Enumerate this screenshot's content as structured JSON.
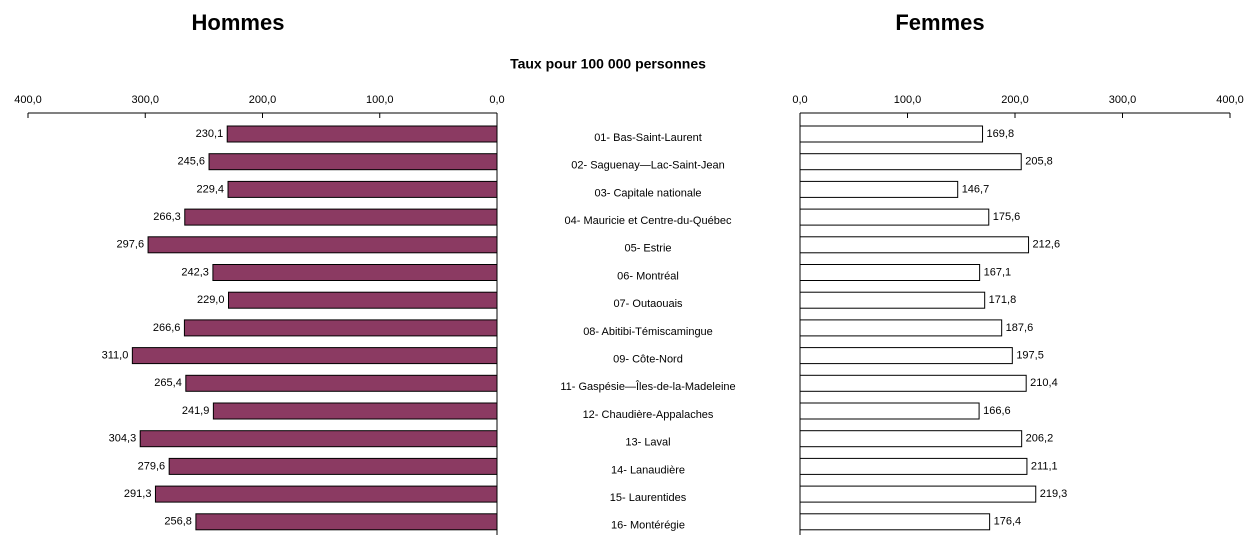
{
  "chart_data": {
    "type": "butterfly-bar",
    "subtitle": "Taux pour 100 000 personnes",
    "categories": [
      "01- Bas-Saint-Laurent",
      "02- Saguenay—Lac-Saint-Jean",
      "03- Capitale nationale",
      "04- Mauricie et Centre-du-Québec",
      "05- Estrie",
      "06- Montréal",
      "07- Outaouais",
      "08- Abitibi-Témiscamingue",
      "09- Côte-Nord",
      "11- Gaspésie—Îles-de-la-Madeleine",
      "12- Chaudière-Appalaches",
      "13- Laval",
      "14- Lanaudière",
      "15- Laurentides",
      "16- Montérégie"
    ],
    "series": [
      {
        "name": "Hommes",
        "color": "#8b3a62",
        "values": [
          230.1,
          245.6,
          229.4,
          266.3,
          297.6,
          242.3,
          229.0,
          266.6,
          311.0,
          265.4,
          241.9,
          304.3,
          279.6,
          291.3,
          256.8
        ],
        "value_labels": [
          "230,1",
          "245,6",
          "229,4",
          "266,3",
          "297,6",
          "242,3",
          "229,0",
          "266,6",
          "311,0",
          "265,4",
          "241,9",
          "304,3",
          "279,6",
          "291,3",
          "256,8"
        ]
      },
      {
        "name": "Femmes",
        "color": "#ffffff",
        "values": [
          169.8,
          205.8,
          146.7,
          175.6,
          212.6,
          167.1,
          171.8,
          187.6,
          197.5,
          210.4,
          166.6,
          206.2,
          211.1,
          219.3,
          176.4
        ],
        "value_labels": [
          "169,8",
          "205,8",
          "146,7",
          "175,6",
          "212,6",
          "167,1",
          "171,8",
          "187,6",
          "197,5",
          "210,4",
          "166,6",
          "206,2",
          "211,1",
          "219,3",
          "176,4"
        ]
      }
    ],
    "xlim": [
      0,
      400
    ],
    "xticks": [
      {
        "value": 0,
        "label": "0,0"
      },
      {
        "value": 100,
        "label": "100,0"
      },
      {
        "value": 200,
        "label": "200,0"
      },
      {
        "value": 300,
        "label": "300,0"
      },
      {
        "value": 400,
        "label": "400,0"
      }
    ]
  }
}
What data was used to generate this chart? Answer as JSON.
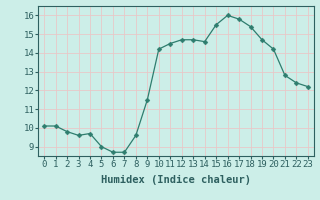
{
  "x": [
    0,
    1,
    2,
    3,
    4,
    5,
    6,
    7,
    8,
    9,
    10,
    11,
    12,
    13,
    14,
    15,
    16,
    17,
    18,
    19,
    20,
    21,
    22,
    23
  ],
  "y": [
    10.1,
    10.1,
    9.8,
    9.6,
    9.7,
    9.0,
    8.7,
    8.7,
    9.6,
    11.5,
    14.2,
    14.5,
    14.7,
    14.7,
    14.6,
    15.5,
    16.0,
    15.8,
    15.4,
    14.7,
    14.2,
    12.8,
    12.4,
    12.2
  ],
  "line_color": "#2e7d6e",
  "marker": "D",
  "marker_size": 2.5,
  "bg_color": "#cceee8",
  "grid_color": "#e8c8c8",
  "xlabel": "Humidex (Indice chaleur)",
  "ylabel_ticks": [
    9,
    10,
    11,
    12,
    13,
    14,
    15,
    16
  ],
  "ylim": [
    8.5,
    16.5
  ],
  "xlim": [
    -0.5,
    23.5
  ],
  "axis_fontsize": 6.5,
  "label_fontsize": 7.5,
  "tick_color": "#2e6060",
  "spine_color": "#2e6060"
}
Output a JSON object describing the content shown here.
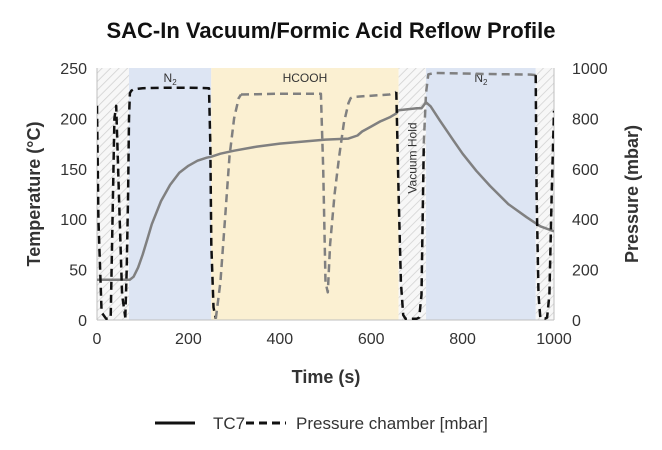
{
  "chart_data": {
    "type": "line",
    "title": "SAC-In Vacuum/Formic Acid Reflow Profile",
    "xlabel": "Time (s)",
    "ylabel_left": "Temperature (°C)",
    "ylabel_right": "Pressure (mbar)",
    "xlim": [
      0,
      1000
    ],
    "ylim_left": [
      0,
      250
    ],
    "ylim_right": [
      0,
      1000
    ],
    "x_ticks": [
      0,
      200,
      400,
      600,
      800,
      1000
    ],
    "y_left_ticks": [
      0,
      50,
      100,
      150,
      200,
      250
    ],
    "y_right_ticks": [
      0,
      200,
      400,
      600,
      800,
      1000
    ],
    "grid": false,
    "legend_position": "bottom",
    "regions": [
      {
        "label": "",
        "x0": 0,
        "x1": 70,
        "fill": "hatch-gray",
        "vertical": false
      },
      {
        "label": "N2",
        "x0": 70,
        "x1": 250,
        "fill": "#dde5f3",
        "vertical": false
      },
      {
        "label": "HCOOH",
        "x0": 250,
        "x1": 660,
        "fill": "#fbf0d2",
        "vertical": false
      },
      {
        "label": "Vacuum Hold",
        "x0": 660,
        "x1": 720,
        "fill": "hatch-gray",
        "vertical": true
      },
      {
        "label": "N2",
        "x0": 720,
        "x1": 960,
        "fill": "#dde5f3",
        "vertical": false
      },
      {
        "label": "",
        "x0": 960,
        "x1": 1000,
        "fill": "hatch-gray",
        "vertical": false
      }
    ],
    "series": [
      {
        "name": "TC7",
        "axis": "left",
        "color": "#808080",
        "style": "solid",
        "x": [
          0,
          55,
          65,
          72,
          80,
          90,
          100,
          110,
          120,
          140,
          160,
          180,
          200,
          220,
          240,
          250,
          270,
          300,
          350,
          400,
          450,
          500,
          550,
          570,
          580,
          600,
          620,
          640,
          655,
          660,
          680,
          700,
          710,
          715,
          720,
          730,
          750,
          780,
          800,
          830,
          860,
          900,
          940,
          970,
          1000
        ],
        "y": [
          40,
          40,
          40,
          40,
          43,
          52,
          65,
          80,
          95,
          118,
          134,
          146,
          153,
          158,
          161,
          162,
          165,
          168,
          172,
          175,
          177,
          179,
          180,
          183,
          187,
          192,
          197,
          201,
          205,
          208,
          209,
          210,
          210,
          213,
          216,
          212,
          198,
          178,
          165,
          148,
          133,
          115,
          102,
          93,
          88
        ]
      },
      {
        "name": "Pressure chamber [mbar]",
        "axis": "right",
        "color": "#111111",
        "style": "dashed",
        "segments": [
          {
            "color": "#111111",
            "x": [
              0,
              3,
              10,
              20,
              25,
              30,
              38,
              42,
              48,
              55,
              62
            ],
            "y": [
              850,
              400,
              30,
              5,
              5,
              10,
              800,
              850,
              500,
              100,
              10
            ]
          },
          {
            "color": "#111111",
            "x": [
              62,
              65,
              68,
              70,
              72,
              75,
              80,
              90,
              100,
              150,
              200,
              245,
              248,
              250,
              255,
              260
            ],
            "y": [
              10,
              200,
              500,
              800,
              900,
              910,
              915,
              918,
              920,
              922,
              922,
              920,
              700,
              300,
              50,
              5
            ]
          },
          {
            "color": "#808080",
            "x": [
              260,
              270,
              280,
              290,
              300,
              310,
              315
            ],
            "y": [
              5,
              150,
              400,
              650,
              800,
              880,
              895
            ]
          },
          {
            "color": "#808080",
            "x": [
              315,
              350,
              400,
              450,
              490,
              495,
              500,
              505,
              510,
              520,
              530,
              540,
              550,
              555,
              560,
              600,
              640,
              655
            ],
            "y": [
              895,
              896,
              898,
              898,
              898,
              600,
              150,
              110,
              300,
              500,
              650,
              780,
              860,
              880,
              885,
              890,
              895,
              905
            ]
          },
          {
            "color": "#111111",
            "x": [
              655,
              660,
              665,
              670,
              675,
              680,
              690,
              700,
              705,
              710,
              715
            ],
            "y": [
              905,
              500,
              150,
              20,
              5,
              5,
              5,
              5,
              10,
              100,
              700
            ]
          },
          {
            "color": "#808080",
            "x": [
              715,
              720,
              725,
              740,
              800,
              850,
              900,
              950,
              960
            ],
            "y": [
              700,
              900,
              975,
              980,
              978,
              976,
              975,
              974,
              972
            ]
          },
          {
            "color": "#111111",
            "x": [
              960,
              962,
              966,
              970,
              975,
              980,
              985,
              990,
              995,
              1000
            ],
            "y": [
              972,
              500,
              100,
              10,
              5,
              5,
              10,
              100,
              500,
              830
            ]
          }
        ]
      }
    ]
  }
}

Directions: Find each line holding "Saint". Copy it out.

Worked solution:
      "01- Bas-Saint-Laurent",
      "02- Saguenay—Lac-Saint-Jean",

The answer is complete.